=== INPUT FOR THIS TASK ===

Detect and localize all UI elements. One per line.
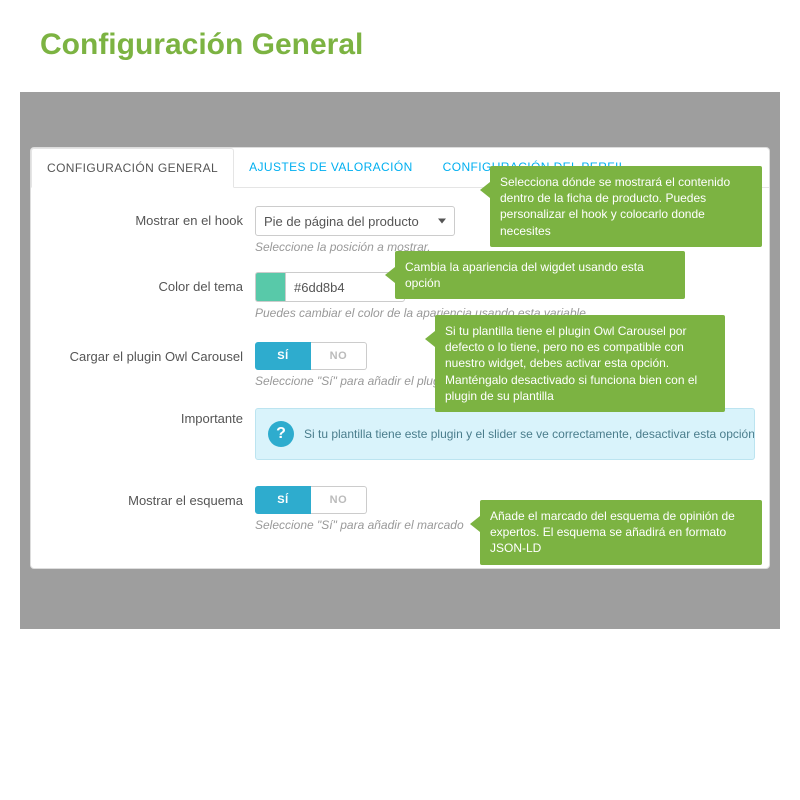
label-hook: Mostrar en el hook <box>45 206 255 228</box>
alert-important: ? Si tu plantilla tiene este plugin y el… <box>255 408 755 460</box>
color-swatch[interactable] <box>255 272 285 302</box>
hook-select-value: Pie de página del producto <box>264 214 419 229</box>
tab-general[interactable]: CONFIGURACIÓN GENERAL <box>31 148 234 188</box>
owl-toggle-no[interactable]: NO <box>311 342 367 370</box>
row-important: Importante ? Si tu plantilla tiene este … <box>45 404 755 460</box>
alert-important-text: Si tu plantilla tiene este plugin y el s… <box>304 427 755 441</box>
callout-owl: Si tu plantilla tiene el plugin Owl Caro… <box>435 315 725 412</box>
schema-toggle[interactable]: SÍ NO <box>255 486 367 514</box>
page-title: Configuración General <box>0 0 800 74</box>
hook-select[interactable]: Pie de página del producto <box>255 206 455 236</box>
label-owl: Cargar el plugin Owl Carousel <box>45 342 255 364</box>
question-icon: ? <box>268 421 294 447</box>
label-theme-color: Color del tema <box>45 272 255 294</box>
schema-toggle-yes[interactable]: SÍ <box>255 486 311 514</box>
callout-hook: Selecciona dónde se mostrará el contenid… <box>490 166 762 247</box>
callout-schema: Añade el marcado del esquema de opinión … <box>480 500 762 565</box>
chevron-down-icon <box>438 219 446 224</box>
label-schema: Mostrar el esquema <box>45 486 255 508</box>
schema-toggle-no[interactable]: NO <box>311 486 367 514</box>
owl-toggle[interactable]: SÍ NO <box>255 342 367 370</box>
label-important: Importante <box>45 404 255 426</box>
callout-theme-color: Cambia la apariencia del wigdet usando e… <box>395 251 685 299</box>
owl-toggle-yes[interactable]: SÍ <box>255 342 311 370</box>
tab-ratings[interactable]: AJUSTES DE VALORACIÓN <box>234 148 428 187</box>
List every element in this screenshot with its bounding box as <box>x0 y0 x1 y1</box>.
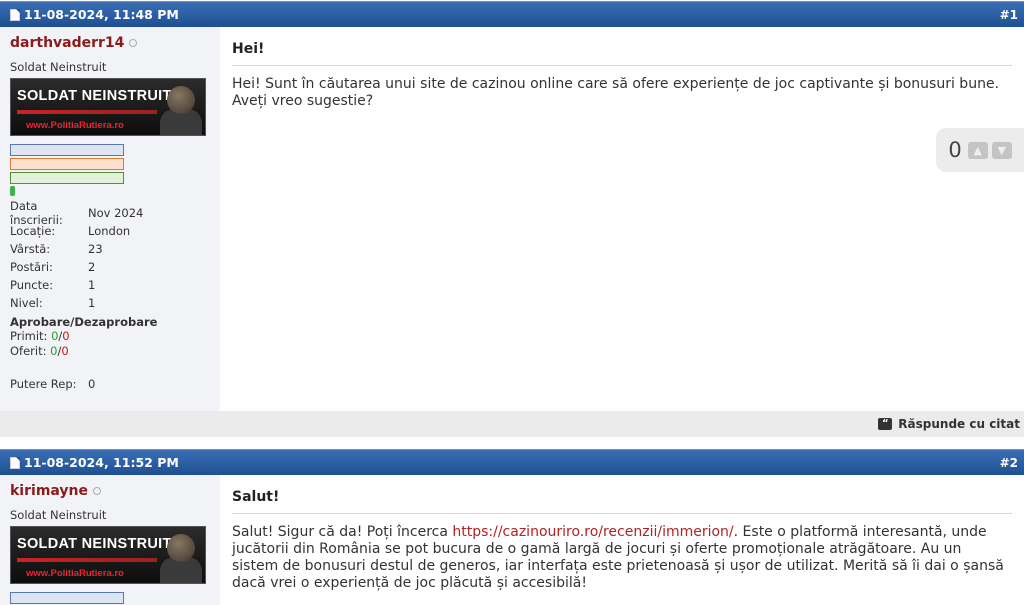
stat-value: London <box>88 224 131 238</box>
rank-banner-image: SOLDAT NEINSTRUIT www.PolitiaRutiera.ro <box>10 78 206 136</box>
stat-value: 1 <box>88 278 96 292</box>
given-negative: 0 <box>61 344 69 358</box>
stat-row: Locație: London <box>10 222 210 240</box>
user-info-panel: darthvaderr14 Soldat Neinstruit SOLDAT N… <box>0 27 220 411</box>
post-1: 11-08-2024, 11:48 PM #1 darthvaderr14 So… <box>0 1 1024 437</box>
approval-received: Primit: 0/0 <box>10 329 70 343</box>
stat-row: Data înscrierii: Nov 2024 <box>10 199 210 227</box>
post-footer: “ Răspunde cu citat <box>0 411 1024 437</box>
stat-row: Nivel: 1 <box>10 294 210 312</box>
thumbs-down-icon[interactable]: ▼ <box>991 141 1012 159</box>
post-number-link[interactable]: #2 <box>1000 456 1018 470</box>
stat-value: Nov 2024 <box>88 206 144 220</box>
stat-label: Postări: <box>10 260 53 274</box>
stat-row: Puncte: 1 <box>10 276 210 294</box>
post-2: 11-08-2024, 11:52 PM #2 kirimayne Soldat… <box>0 449 1024 605</box>
thanks-box: 0 ▲ ▼ <box>936 128 1024 172</box>
post-number-link[interactable]: #1 <box>1000 8 1018 22</box>
post-date: 11-08-2024, 11:48 PM <box>24 7 179 22</box>
reputation-indicator <box>10 186 15 196</box>
quote-icon[interactable]: “ <box>878 418 893 430</box>
rank-banner-image: SOLDAT NEINSTRUIT www.PolitiaRutiera.ro <box>10 526 206 584</box>
reputation-power: Putere Rep: 0 <box>10 377 210 391</box>
stat-row: Postări: 2 <box>10 258 210 276</box>
offline-status-icon <box>129 39 138 47</box>
stat-value: 23 <box>88 242 103 256</box>
user-title: Soldat Neinstruit <box>10 508 107 522</box>
rank-banner-stripe <box>17 558 157 562</box>
rep-label: Putere Rep: <box>10 377 77 391</box>
progress-bar-blue <box>10 592 124 604</box>
post-content: Hei! Hei! Sunt în căutarea unui site de … <box>220 27 1024 411</box>
username-link[interactable]: darthvaderr14 <box>10 35 124 51</box>
post-message: Salut! Sigur că da! Poți încerca https:/… <box>232 524 1012 592</box>
rank-banner-url: www.PolitiaRutiera.ro <box>26 568 124 579</box>
rank-banner-url: www.PolitiaRutiera.ro <box>26 120 124 131</box>
user-title: Soldat Neinstruit <box>10 60 107 74</box>
given-label: Oferit: <box>10 344 47 358</box>
rep-value: 0 <box>88 377 96 391</box>
received-positive: 0 <box>51 329 59 343</box>
username-link[interactable]: kirimayne <box>10 483 88 499</box>
reputation-bars <box>10 592 210 604</box>
rank-banner-title: SOLDAT NEINSTRUIT <box>17 88 172 104</box>
stat-value: 2 <box>88 260 96 274</box>
stat-label: Puncte: <box>10 278 54 292</box>
rank-banner-stripe <box>17 110 157 114</box>
given-positive: 0 <box>50 344 58 358</box>
casino-review-link[interactable]: https://cazinouriro.ro/recenzii/immerion… <box>452 524 733 540</box>
approval-heading: Aprobare/Dezaprobare <box>10 315 158 329</box>
progress-bar-green <box>10 172 124 184</box>
user-stats: Data înscrierii: Nov 2024 Locație: London … <box>10 199 210 312</box>
soldier-head-icon <box>167 534 195 562</box>
post-date: 11-08-2024, 11:52 PM <box>24 455 179 470</box>
document-icon <box>10 456 20 469</box>
stat-label: Locație: <box>10 224 56 238</box>
progress-bar-orange <box>10 158 124 170</box>
stat-row: Vârstă: 23 <box>10 240 210 258</box>
post-title: Hei! <box>232 41 1012 66</box>
received-negative: 0 <box>62 329 70 343</box>
stat-value: 1 <box>88 296 96 310</box>
username[interactable]: kirimayne <box>10 483 210 499</box>
offline-status-icon <box>93 487 102 495</box>
post-content: Salut! Salut! Sigur că da! Poți încerca … <box>220 475 1024 605</box>
post-header: 11-08-2024, 11:48 PM #1 <box>0 1 1024 27</box>
thanks-count: 0 <box>948 138 962 162</box>
thumbs-up-icon[interactable]: ▲ <box>967 141 988 159</box>
stat-label: Nivel: <box>10 296 43 310</box>
post-header: 11-08-2024, 11:52 PM #2 <box>0 449 1024 475</box>
stat-label: Vârstă: <box>10 242 51 256</box>
message-text: Salut! Sigur că da! Poți încerca <box>232 524 453 540</box>
username[interactable]: darthvaderr14 <box>10 35 210 51</box>
post-message: Hei! Sunt în căutarea unui site de cazin… <box>232 76 1000 109</box>
rank-banner-title: SOLDAT NEINSTRUIT <box>17 536 172 552</box>
document-icon <box>10 8 20 21</box>
reply-with-quote-button[interactable]: Răspunde cu citat <box>898 417 1020 431</box>
soldier-head-icon <box>167 86 195 114</box>
stat-label: Data înscrierii: <box>10 199 63 227</box>
user-info-panel: kirimayne Soldat Neinstruit SOLDAT NEINS… <box>0 475 220 605</box>
post-title: Salut! <box>232 489 1012 514</box>
received-label: Primit: <box>10 329 48 343</box>
progress-bar-blue <box>10 144 124 156</box>
approval-given: Oferit: 0/0 <box>10 344 69 358</box>
reputation-bars <box>10 144 210 196</box>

===

Rewrite the records above with every "stat-label" changed to "field-label" and everything else left as it is, leaving out the pictures.

Detect and localize all UI elements. One per line.
label-hook: Mostrar en el hook <box>45 206 255 228</box>
alert-important: ? Si tu plantilla tiene este plugin y el… <box>255 408 755 460</box>
color-swatch[interactable] <box>255 272 285 302</box>
hook-select-value: Pie de página del producto <box>264 214 419 229</box>
tab-general[interactable]: CONFIGURACIÓN GENERAL <box>31 148 234 188</box>
owl-toggle-no[interactable]: NO <box>311 342 367 370</box>
row-important: Importante ? Si tu plantilla tiene este … <box>45 404 755 460</box>
alert-important-text: Si tu plantilla tiene este plugin y el s… <box>304 427 755 441</box>
callout-owl: Si tu plantilla tiene el plugin Owl Caro… <box>435 315 725 412</box>
schema-toggle[interactable]: SÍ NO <box>255 486 367 514</box>
page-title: Configuración General <box>0 0 800 74</box>
hook-select[interactable]: Pie de página del producto <box>255 206 455 236</box>
label-owl: Cargar el plugin Owl Carousel <box>45 342 255 364</box>
question-icon: ? <box>268 421 294 447</box>
label-theme-color: Color del tema <box>45 272 255 294</box>
schema-toggle-yes[interactable]: SÍ <box>255 486 311 514</box>
callout-hook: Selecciona dónde se mostrará el contenid… <box>490 166 762 247</box>
callout-schema: Añade el marcado del esquema de opinión … <box>480 500 762 565</box>
chevron-down-icon <box>438 219 446 224</box>
label-schema: Mostrar el esquema <box>45 486 255 508</box>
schema-toggle-no[interactable]: NO <box>311 486 367 514</box>
owl-toggle[interactable]: SÍ NO <box>255 342 367 370</box>
label-important: Importante <box>45 404 255 426</box>
callout-theme-color: Cambia la apariencia del wigdet usando e… <box>395 251 685 299</box>
owl-toggle-yes[interactable]: SÍ <box>255 342 311 370</box>
tab-ratings[interactable]: AJUSTES DE VALORACIÓN <box>234 148 428 187</box>
List every element in this screenshot with its bounding box as <box>x0 y0 x1 y1</box>.
stat-value: London <box>88 224 131 238</box>
rank-banner-image: SOLDAT NEINSTRUIT www.PolitiaRutiera.ro <box>10 78 206 136</box>
stat-value: 1 <box>88 278 96 292</box>
given-negative: 0 <box>61 344 69 358</box>
stat-row: Locație: London <box>10 222 210 240</box>
user-info-panel: darthvaderr14 Soldat Neinstruit SOLDAT N… <box>0 27 220 411</box>
post-1: 11-08-2024, 11:48 PM #1 darthvaderr14 So… <box>0 1 1024 437</box>
approval-received: Primit: 0/0 <box>10 329 70 343</box>
stat-row: Data înscrierii: Nov 2024 <box>10 199 210 227</box>
post-footer: “ Răspunde cu citat <box>0 411 1024 437</box>
stat-row: Nivel: 1 <box>10 294 210 312</box>
thumbs-down-icon[interactable]: ▼ <box>991 141 1012 159</box>
post-number-link[interactable]: #2 <box>1000 456 1018 470</box>
stat-value: Nov 2024 <box>88 206 144 220</box>
field-label: Postări: <box>10 260 53 274</box>
stat-row: Puncte: 1 <box>10 276 210 294</box>
post-2: 11-08-2024, 11:52 PM #2 kirimayne Soldat… <box>0 449 1024 605</box>
thanks-box: 0 ▲ ▼ <box>936 128 1024 172</box>
post-number-link[interactable]: #1 <box>1000 8 1018 22</box>
post-date: 11-08-2024, 11:48 PM <box>24 7 179 22</box>
reputation-indicator <box>10 186 15 196</box>
quote-icon[interactable]: “ <box>878 418 893 430</box>
rank-banner-image: SOLDAT NEINSTRUIT www.PolitiaRutiera.ro <box>10 526 206 584</box>
reputation-power: Putere Rep: 0 <box>10 377 210 391</box>
stat-row: Postări: 2 <box>10 258 210 276</box>
offline-status-icon <box>129 39 138 47</box>
stat-value: 23 <box>88 242 103 256</box>
user-title: Soldat Neinstruit <box>10 508 107 522</box>
rank-banner-stripe <box>17 558 157 562</box>
rep-label: Putere Rep: <box>10 377 77 391</box>
progress-bar-blue <box>10 592 124 604</box>
post-content: Hei! Hei! Sunt în căutarea unui site de … <box>220 27 1024 411</box>
username-link[interactable]: darthvaderr14 <box>10 35 124 51</box>
post-message: Salut! Sigur că da! Poți încerca https:/… <box>232 524 1012 592</box>
rank-banner-url: www.PolitiaRutiera.ro <box>26 568 124 579</box>
rank-banner-url: www.PolitiaRutiera.ro <box>26 120 124 131</box>
user-title: Soldat Neinstruit <box>10 60 107 74</box>
given-label: Oferit: <box>10 344 47 358</box>
rep-value: 0 <box>88 377 96 391</box>
received-positive: 0 <box>51 329 59 343</box>
username-link[interactable]: kirimayne <box>10 483 88 499</box>
reputation-bars <box>10 592 210 604</box>
rank-banner-title: SOLDAT NEINSTRUIT <box>17 88 172 104</box>
stat-value: 2 <box>88 260 96 274</box>
field-label: Puncte: <box>10 278 54 292</box>
rank-banner-stripe <box>17 110 157 114</box>
given-positive: 0 <box>50 344 58 358</box>
casino-review-link[interactable]: https://cazinouriro.ro/recenzii/immerion… <box>452 524 733 540</box>
approval-heading: Aprobare/Dezaprobare <box>10 315 158 329</box>
progress-bar-green <box>10 172 124 184</box>
user-stats: Data înscrierii: Nov 2024 Locație: London … <box>10 199 210 312</box>
soldier-head-icon <box>167 534 195 562</box>
post-date: 11-08-2024, 11:52 PM <box>24 455 179 470</box>
document-icon <box>10 456 20 469</box>
field-label: Locație: <box>10 224 56 238</box>
progress-bar-orange <box>10 158 124 170</box>
stat-row: Vârstă: 23 <box>10 240 210 258</box>
post-title: Hei! <box>232 41 1012 66</box>
received-negative: 0 <box>62 329 70 343</box>
stat-value: 1 <box>88 296 96 310</box>
username[interactable]: kirimayne <box>10 483 210 499</box>
offline-status-icon <box>93 487 102 495</box>
post-content: Salut! Salut! Sigur că da! Poți încerca … <box>220 475 1024 605</box>
post-header: 11-08-2024, 11:48 PM #1 <box>0 1 1024 27</box>
thanks-count: 0 <box>948 138 962 162</box>
thumbs-up-icon[interactable]: ▲ <box>967 141 988 159</box>
field-label: Nivel: <box>10 296 43 310</box>
post-header: 11-08-2024, 11:52 PM #2 <box>0 449 1024 475</box>
field-label: Vârstă: <box>10 242 51 256</box>
message-text: Salut! Sigur că da! Poți încerca <box>232 524 453 540</box>
username[interactable]: darthvaderr14 <box>10 35 210 51</box>
post-message: Hei! Sunt în căutarea unui site de cazin… <box>232 76 1000 109</box>
rank-banner-title: SOLDAT NEINSTRUIT <box>17 536 172 552</box>
document-icon <box>10 8 20 21</box>
reply-with-quote-button[interactable]: Răspunde cu citat <box>898 417 1020 431</box>
soldier-head-icon <box>167 86 195 114</box>
field-label: Data înscrierii: <box>10 199 63 227</box>
user-info-panel: kirimayne Soldat Neinstruit SOLDAT NEINS… <box>0 475 220 605</box>
post-title: Salut! <box>232 489 1012 514</box>
received-label: Primit: <box>10 329 48 343</box>
progress-bar-blue <box>10 144 124 156</box>
approval-given: Oferit: 0/0 <box>10 344 69 358</box>
reputation-bars <box>10 144 210 196</box>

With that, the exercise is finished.